-- BEGIN Provided data --

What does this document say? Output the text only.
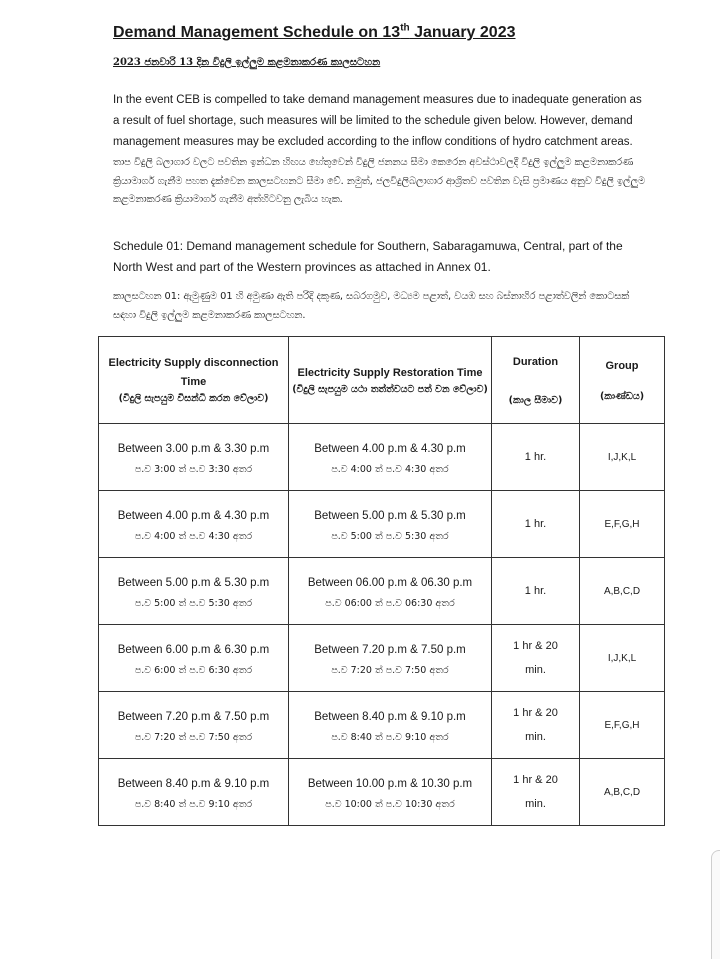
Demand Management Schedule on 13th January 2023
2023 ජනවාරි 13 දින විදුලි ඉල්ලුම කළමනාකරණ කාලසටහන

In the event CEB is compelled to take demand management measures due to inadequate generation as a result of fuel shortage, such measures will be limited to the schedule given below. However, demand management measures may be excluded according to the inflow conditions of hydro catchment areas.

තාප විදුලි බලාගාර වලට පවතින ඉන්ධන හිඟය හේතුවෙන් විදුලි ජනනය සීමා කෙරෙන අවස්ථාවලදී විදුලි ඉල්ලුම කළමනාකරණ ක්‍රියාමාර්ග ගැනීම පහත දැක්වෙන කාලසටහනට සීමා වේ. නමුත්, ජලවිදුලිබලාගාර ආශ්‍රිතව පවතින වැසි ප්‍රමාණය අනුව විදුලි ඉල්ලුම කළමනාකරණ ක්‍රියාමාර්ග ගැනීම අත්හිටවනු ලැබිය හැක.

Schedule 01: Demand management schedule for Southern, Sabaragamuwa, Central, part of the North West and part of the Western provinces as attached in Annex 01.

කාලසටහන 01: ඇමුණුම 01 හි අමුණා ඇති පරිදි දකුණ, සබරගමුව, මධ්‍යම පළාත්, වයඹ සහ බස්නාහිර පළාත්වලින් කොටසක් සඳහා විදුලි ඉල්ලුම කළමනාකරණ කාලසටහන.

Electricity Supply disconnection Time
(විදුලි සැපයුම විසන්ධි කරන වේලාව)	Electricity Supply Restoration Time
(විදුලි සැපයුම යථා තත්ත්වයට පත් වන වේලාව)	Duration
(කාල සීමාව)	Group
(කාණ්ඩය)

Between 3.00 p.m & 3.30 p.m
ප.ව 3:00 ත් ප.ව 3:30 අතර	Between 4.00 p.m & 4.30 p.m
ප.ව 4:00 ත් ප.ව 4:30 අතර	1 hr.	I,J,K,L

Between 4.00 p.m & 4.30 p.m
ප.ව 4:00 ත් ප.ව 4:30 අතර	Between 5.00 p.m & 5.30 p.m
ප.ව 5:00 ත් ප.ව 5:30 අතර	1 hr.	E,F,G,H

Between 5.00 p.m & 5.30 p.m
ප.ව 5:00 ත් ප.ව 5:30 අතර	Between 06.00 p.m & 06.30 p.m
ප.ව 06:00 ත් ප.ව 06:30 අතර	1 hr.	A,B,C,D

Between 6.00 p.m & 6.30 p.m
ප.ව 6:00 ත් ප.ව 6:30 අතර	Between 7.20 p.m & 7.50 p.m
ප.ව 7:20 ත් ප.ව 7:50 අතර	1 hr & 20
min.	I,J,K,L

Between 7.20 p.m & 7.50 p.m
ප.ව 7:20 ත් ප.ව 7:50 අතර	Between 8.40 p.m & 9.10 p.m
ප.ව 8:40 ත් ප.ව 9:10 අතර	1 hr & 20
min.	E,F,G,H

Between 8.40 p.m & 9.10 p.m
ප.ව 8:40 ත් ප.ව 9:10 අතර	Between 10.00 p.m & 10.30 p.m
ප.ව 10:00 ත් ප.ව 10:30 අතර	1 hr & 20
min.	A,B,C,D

-- END Provided data --
-- BEGIN Provided data --

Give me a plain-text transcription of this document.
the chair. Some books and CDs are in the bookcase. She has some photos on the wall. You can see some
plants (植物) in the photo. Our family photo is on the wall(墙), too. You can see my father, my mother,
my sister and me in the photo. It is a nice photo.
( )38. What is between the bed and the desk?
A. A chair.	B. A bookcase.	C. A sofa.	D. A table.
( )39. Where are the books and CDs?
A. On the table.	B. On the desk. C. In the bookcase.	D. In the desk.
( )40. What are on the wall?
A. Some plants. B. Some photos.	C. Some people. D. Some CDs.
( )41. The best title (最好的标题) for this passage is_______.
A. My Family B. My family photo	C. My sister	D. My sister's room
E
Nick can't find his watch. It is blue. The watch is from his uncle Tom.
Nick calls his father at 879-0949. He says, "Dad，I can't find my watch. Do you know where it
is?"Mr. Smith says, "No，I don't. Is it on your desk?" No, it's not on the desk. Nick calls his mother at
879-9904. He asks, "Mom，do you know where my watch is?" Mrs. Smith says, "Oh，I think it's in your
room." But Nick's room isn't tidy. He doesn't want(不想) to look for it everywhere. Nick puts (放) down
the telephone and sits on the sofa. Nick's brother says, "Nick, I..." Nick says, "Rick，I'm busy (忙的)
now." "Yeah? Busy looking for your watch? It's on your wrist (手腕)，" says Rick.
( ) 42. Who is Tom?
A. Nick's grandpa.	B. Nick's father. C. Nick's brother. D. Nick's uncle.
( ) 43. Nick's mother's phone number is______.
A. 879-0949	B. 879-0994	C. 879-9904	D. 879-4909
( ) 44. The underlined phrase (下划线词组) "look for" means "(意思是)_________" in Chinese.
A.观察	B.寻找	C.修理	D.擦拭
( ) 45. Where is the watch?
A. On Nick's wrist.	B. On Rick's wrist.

-- END Provided data --

Your goal:
Copy out every line with the word "family".

Solution below:
plants (植物) in the photo. Our family photo is on the wall(墙), too. You can see my father, my mother,
A. My Family B. My family photo	C. My sister	D. My sister's room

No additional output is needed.